Dataset records -
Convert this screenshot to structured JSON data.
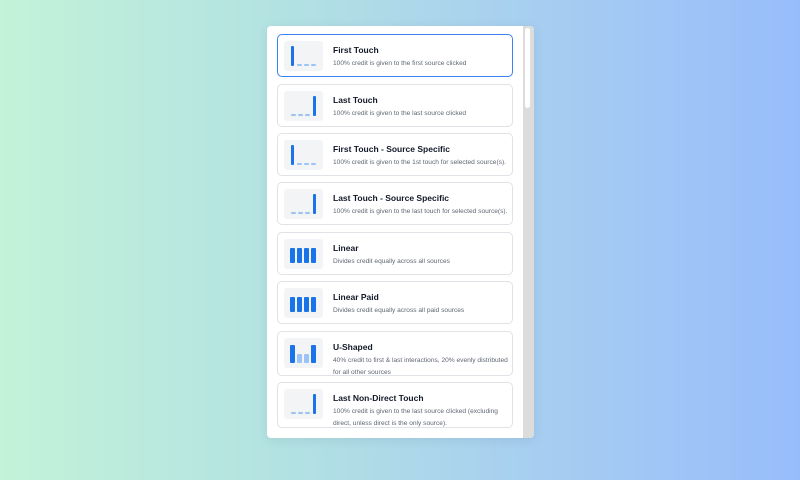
{
  "attribution_models": [
    {
      "title": "First Touch",
      "description": "100% credit is given to the first source clicked",
      "icon": "first-touch-icon",
      "selected": true
    },
    {
      "title": "Last Touch",
      "description": "100% credit is given to the last source clicked",
      "icon": "last-touch-icon"
    },
    {
      "title": "First Touch - Source Specific",
      "description": "100% credit is given to the 1st touch for selected source(s).",
      "icon": "first-touch-icon"
    },
    {
      "title": "Last Touch - Source Specific",
      "description": "100% credit is given to the last touch for selected source(s).",
      "icon": "last-touch-icon"
    },
    {
      "title": "Linear",
      "description": "Divides credit equally across all sources",
      "icon": "linear-icon"
    },
    {
      "title": "Linear Paid",
      "description": "Divides credit equally across all paid sources",
      "icon": "linear-icon"
    },
    {
      "title": "U-Shaped",
      "description": "40% credit to first & last interactions, 20% evenly distributed for all other sources",
      "icon": "u-shaped-icon"
    },
    {
      "title": "Last Non-Direct Touch",
      "description": "100% credit is given to the last source clicked (excluding direct, unless direct is the only source).",
      "icon": "last-touch-icon"
    }
  ],
  "colors": {
    "accent": "#1a73e8",
    "accent_light": "#9cc3f7",
    "selected_border": "#3b82f6"
  }
}
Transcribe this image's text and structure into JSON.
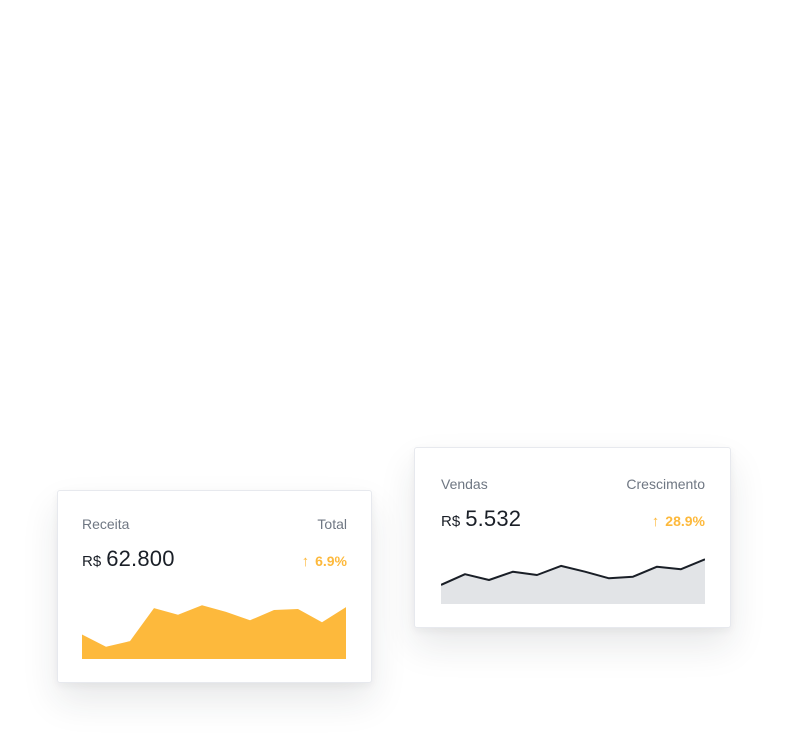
{
  "colors": {
    "accent": "#FDB93C",
    "line": "#1a1f27",
    "area_gray": "#E2E4E7",
    "muted_text": "#6f7783"
  },
  "cards": [
    {
      "title": "Receita",
      "right_label": "Total",
      "currency": "R$",
      "amount": "62.800",
      "growth": "6.9%",
      "arrow_icon": "arrow-up-icon"
    },
    {
      "title": "Vendas",
      "right_label": "Crescimento",
      "currency": "R$",
      "amount": "5.532",
      "growth": "28.9%",
      "arrow_icon": "arrow-up-icon"
    }
  ],
  "chart_data": [
    {
      "type": "area",
      "x": [
        0,
        1,
        2,
        3,
        4,
        5,
        6,
        7,
        8,
        9,
        10,
        11
      ],
      "values": [
        26,
        13,
        19,
        54,
        47,
        57,
        50,
        41,
        52,
        53,
        39,
        55
      ],
      "ylim": [
        0,
        70
      ],
      "grid": false,
      "color": "#FDB93C"
    },
    {
      "type": "area",
      "x": [
        0,
        1,
        2,
        3,
        4,
        5,
        6,
        7,
        8,
        9,
        10,
        11
      ],
      "values": [
        23,
        36,
        29,
        39,
        35,
        46,
        39,
        31,
        33,
        45,
        42,
        54
      ],
      "ylim": [
        0,
        70
      ],
      "grid": false,
      "line_color": "#1a1f27",
      "color": "#E2E4E7"
    }
  ]
}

Exercise prompt - Exactly as they appear, repeat the lines from the one containing "Transcribe this image's" through the last line of the entries, counting both ends. Pictures stay out.

Full output -
Transcribe this image's text and structure into JSON.
{
  "colors": {
    "accent": "#FDB93C",
    "line": "#1a1f27",
    "area_gray": "#E2E4E7",
    "muted_text": "#6f7783"
  },
  "cards": [
    {
      "title": "Receita",
      "right_label": "Total",
      "currency": "R$",
      "amount": "62.800",
      "growth": "6.9%",
      "arrow_icon": "arrow-up-icon"
    },
    {
      "title": "Vendas",
      "right_label": "Crescimento",
      "currency": "R$",
      "amount": "5.532",
      "growth": "28.9%",
      "arrow_icon": "arrow-up-icon"
    }
  ],
  "chart_data": [
    {
      "type": "area",
      "x": [
        0,
        1,
        2,
        3,
        4,
        5,
        6,
        7,
        8,
        9,
        10,
        11
      ],
      "values": [
        26,
        13,
        19,
        54,
        47,
        57,
        50,
        41,
        52,
        53,
        39,
        55
      ],
      "ylim": [
        0,
        70
      ],
      "grid": false,
      "color": "#FDB93C"
    },
    {
      "type": "area",
      "x": [
        0,
        1,
        2,
        3,
        4,
        5,
        6,
        7,
        8,
        9,
        10,
        11
      ],
      "values": [
        23,
        36,
        29,
        39,
        35,
        46,
        39,
        31,
        33,
        45,
        42,
        54
      ],
      "ylim": [
        0,
        70
      ],
      "grid": false,
      "line_color": "#1a1f27",
      "color": "#E2E4E7"
    }
  ]
}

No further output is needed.